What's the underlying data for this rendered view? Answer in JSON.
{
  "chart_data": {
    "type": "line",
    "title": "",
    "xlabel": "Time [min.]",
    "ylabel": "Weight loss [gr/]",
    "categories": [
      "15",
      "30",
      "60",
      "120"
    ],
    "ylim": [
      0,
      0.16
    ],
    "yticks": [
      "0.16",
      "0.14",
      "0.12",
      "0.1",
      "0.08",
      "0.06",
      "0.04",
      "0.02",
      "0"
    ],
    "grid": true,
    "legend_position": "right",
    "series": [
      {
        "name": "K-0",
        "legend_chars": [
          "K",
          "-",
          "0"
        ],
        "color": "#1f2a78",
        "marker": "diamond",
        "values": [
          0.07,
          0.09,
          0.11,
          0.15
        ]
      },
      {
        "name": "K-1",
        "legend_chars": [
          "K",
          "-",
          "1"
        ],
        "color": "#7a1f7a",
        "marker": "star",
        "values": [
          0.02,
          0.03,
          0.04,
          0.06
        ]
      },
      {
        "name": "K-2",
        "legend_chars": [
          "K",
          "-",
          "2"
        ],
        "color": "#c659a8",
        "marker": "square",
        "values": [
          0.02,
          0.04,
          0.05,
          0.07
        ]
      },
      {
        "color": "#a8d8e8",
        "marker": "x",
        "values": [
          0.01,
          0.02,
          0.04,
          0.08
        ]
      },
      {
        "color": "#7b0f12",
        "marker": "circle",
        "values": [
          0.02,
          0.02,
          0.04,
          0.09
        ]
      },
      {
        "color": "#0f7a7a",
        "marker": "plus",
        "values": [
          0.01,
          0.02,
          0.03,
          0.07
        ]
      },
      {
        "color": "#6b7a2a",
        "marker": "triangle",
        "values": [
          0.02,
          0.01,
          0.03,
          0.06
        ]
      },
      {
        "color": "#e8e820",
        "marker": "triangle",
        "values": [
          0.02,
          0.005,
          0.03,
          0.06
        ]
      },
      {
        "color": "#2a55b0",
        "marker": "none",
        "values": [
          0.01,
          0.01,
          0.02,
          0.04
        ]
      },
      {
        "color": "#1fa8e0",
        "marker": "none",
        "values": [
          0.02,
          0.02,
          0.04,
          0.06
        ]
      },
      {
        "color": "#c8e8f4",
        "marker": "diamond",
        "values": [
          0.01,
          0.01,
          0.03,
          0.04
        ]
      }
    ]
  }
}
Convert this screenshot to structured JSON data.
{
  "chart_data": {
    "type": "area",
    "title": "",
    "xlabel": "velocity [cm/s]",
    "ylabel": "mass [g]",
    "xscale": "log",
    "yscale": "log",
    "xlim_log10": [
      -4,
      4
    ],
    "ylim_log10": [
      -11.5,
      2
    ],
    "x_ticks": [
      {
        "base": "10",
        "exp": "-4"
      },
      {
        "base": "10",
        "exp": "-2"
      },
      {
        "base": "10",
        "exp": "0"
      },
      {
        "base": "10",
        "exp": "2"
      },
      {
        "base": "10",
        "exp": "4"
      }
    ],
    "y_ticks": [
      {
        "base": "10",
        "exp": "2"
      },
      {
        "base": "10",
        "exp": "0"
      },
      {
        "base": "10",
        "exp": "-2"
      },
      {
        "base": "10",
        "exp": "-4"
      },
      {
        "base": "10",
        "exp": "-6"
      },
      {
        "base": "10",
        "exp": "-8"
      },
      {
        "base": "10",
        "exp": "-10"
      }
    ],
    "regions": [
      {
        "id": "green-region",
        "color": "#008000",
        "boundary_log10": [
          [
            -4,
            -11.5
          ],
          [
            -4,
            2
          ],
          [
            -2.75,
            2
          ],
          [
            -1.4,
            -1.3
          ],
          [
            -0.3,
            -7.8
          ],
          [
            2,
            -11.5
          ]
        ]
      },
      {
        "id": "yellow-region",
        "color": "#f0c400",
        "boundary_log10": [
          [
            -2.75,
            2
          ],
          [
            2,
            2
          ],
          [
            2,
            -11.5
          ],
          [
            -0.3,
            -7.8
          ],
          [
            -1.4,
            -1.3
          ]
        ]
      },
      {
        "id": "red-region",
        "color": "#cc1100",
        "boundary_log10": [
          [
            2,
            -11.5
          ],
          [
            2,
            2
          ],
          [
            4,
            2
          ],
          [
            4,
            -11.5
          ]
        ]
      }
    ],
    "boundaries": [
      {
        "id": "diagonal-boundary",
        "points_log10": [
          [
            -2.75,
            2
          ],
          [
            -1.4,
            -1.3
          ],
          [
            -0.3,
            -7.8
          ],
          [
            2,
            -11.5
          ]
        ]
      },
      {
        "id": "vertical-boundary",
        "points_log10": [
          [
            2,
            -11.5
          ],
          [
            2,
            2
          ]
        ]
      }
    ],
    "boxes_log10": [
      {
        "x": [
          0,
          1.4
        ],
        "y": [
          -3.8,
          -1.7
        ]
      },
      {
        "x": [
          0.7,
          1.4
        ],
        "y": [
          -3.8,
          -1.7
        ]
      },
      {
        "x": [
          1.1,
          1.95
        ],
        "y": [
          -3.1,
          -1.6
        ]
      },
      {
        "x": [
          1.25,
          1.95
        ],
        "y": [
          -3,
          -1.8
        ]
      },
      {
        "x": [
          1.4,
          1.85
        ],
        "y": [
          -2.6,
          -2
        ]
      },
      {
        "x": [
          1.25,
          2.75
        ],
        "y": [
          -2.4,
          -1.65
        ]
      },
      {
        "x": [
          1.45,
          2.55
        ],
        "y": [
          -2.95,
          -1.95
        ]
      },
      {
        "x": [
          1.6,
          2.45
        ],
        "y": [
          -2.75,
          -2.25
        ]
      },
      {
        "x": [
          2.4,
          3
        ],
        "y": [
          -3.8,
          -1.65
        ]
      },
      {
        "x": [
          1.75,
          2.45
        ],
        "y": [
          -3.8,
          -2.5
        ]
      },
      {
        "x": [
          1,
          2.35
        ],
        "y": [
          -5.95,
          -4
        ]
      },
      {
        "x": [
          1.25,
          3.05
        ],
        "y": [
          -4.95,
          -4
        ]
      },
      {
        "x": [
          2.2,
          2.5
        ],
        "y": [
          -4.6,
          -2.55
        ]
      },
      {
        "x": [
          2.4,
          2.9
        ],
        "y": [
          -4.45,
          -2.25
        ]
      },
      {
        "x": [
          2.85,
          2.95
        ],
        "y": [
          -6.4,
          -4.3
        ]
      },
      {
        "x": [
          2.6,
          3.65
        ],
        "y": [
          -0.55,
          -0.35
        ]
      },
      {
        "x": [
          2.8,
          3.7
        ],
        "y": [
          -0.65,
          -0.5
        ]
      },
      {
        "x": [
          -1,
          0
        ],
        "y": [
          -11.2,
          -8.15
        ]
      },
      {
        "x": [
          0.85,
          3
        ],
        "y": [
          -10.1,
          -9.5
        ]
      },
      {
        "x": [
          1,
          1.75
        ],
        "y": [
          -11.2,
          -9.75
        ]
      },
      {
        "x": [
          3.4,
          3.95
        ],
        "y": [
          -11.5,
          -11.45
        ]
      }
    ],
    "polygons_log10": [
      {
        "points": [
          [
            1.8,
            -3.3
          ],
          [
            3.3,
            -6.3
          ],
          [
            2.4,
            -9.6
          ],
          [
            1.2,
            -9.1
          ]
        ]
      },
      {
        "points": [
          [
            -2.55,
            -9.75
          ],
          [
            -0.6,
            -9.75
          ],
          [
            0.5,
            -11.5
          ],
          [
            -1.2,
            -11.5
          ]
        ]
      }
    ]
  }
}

GOAL: Repeat the material above in full, keeping every word.

FULL RESPONSE:
What's the underlying data for this rendered view? Answer in JSON.
{
  "chart_data": {
    "type": "line",
    "title": "",
    "xlabel": "Time [min.]",
    "ylabel": "Weight loss [gr/]",
    "categories": [
      "15",
      "30",
      "60",
      "120"
    ],
    "ylim": [
      0,
      0.16
    ],
    "yticks": [
      "0.16",
      "0.14",
      "0.12",
      "0.1",
      "0.08",
      "0.06",
      "0.04",
      "0.02",
      "0"
    ],
    "grid": true,
    "legend_position": "right",
    "series": [
      {
        "name": "K-0",
        "legend_chars": [
          "K",
          "-",
          "0"
        ],
        "color": "#1f2a78",
        "marker": "diamond",
        "values": [
          0.07,
          0.09,
          0.11,
          0.15
        ]
      },
      {
        "name": "K-1",
        "legend_chars": [
          "K",
          "-",
          "1"
        ],
        "color": "#7a1f7a",
        "marker": "star",
        "values": [
          0.02,
          0.03,
          0.04,
          0.06
        ]
      },
      {
        "name": "K-2",
        "legend_chars": [
          "K",
          "-",
          "2"
        ],
        "color": "#c659a8",
        "marker": "square",
        "values": [
          0.02,
          0.04,
          0.05,
          0.07
        ]
      },
      {
        "color": "#a8d8e8",
        "marker": "x",
        "values": [
          0.01,
          0.02,
          0.04,
          0.08
        ]
      },
      {
        "color": "#7b0f12",
        "marker": "circle",
        "values": [
          0.02,
          0.02,
          0.04,
          0.09
        ]
      },
      {
        "color": "#0f7a7a",
        "marker": "plus",
        "values": [
          0.01,
          0.02,
          0.03,
          0.07
        ]
      },
      {
        "color": "#6b7a2a",
        "marker": "triangle",
        "values": [
          0.02,
          0.01,
          0.03,
          0.06
        ]
      },
      {
        "color": "#e8e820",
        "marker": "triangle",
        "values": [
          0.02,
          0.005,
          0.03,
          0.06
        ]
      },
      {
        "color": "#2a55b0",
        "marker": "none",
        "values": [
          0.01,
          0.01,
          0.02,
          0.04
        ]
      },
      {
        "color": "#1fa8e0",
        "marker": "none",
        "values": [
          0.02,
          0.02,
          0.04,
          0.06
        ]
      },
      {
        "color": "#c8e8f4",
        "marker": "diamond",
        "values": [
          0.01,
          0.01,
          0.03,
          0.04
        ]
      }
    ]
  }
}
Convert this screenshot to structured JSON data.
{
  "chart_data": {
    "type": "area",
    "title": "",
    "xlabel": "velocity [cm/s]",
    "ylabel": "mass [g]",
    "xscale": "log",
    "yscale": "log",
    "xlim_log10": [
      -4,
      4
    ],
    "ylim_log10": [
      -11.5,
      2
    ],
    "x_ticks": [
      {
        "base": "10",
        "exp": "-4"
      },
      {
        "base": "10",
        "exp": "-2"
      },
      {
        "base": "10",
        "exp": "0"
      },
      {
        "base": "10",
        "exp": "2"
      },
      {
        "base": "10",
        "exp": "4"
      }
    ],
    "y_ticks": [
      {
        "base": "10",
        "exp": "2"
      },
      {
        "base": "10",
        "exp": "0"
      },
      {
        "base": "10",
        "exp": "-2"
      },
      {
        "base": "10",
        "exp": "-4"
      },
      {
        "base": "10",
        "exp": "-6"
      },
      {
        "base": "10",
        "exp": "-8"
      },
      {
        "base": "10",
        "exp": "-10"
      }
    ],
    "regions": [
      {
        "id": "green-region",
        "color": "#008000",
        "boundary_log10": [
          [
            -4,
            -11.5
          ],
          [
            -4,
            2
          ],
          [
            -2.75,
            2
          ],
          [
            -1.4,
            -1.3
          ],
          [
            -0.3,
            -7.8
          ],
          [
            2,
            -11.5
          ]
        ]
      },
      {
        "id": "yellow-region",
        "color": "#f0c400",
        "boundary_log10": [
          [
            -2.75,
            2
          ],
          [
            2,
            2
          ],
          [
            2,
            -11.5
          ],
          [
            -0.3,
            -7.8
          ],
          [
            -1.4,
            -1.3
          ]
        ]
      },
      {
        "id": "red-region",
        "color": "#cc1100",
        "boundary_log10": [
          [
            2,
            -11.5
          ],
          [
            2,
            2
          ],
          [
            4,
            2
          ],
          [
            4,
            -11.5
          ]
        ]
      }
    ],
    "boundaries": [
      {
        "id": "diagonal-boundary",
        "points_log10": [
          [
            -2.75,
            2
          ],
          [
            -1.4,
            -1.3
          ],
          [
            -0.3,
            -7.8
          ],
          [
            2,
            -11.5
          ]
        ]
      },
      {
        "id": "vertical-boundary",
        "points_log10": [
          [
            2,
            -11.5
          ],
          [
            2,
            2
          ]
        ]
      }
    ],
    "boxes_log10": [
      {
        "x": [
          0,
          1.4
        ],
        "y": [
          -3.8,
          -1.7
        ]
      },
      {
        "x": [
          0.7,
          1.4
        ],
        "y": [
          -3.8,
          -1.7
        ]
      },
      {
        "x": [
          1.1,
          1.95
        ],
        "y": [
          -3.1,
          -1.6
        ]
      },
      {
        "x": [
          1.25,
          1.95
        ],
        "y": [
          -3,
          -1.8
        ]
      },
      {
        "x": [
          1.4,
          1.85
        ],
        "y": [
          -2.6,
          -2
        ]
      },
      {
        "x": [
          1.25,
          2.75
        ],
        "y": [
          -2.4,
          -1.65
        ]
      },
      {
        "x": [
          1.45,
          2.55
        ],
        "y": [
          -2.95,
          -1.95
        ]
      },
      {
        "x": [
          1.6,
          2.45
        ],
        "y": [
          -2.75,
          -2.25
        ]
      },
      {
        "x": [
          2.4,
          3
        ],
        "y": [
          -3.8,
          -1.65
        ]
      },
      {
        "x": [
          1.75,
          2.45
        ],
        "y": [
          -3.8,
          -2.5
        ]
      },
      {
        "x": [
          1,
          2.35
        ],
        "y": [
          -5.95,
          -4
        ]
      },
      {
        "x": [
          1.25,
          3.05
        ],
        "y": [
          -4.95,
          -4
        ]
      },
      {
        "x": [
          2.2,
          2.5
        ],
        "y": [
          -4.6,
          -2.55
        ]
      },
      {
        "x": [
          2.4,
          2.9
        ],
        "y": [
          -4.45,
          -2.25
        ]
      },
      {
        "x": [
          2.85,
          2.95
        ],
        "y": [
          -6.4,
          -4.3
        ]
      },
      {
        "x": [
          2.6,
          3.65
        ],
        "y": [
          -0.55,
          -0.35
        ]
      },
      {
        "x": [
          2.8,
          3.7
        ],
        "y": [
          -0.65,
          -0.5
        ]
      },
      {
        "x": [
          -1,
          0
        ],
        "y": [
          -11.2,
          -8.15
        ]
      },
      {
        "x": [
          0.85,
          3
        ],
        "y": [
          -10.1,
          -9.5
        ]
      },
      {
        "x": [
          1,
          1.75
        ],
        "y": [
          -11.2,
          -9.75
        ]
      },
      {
        "x": [
          3.4,
          3.95
        ],
        "y": [
          -11.5,
          -11.45
        ]
      }
    ],
    "polygons_log10": [
      {
        "points": [
          [
            1.8,
            -3.3
          ],
          [
            3.3,
            -6.3
          ],
          [
            2.4,
            -9.6
          ],
          [
            1.2,
            -9.1
          ]
        ]
      },
      {
        "points": [
          [
            -2.55,
            -9.75
          ],
          [
            -0.6,
            -9.75
          ],
          [
            0.5,
            -11.5
          ],
          [
            -1.2,
            -11.5
          ]
        ]
      }
    ]
  }
}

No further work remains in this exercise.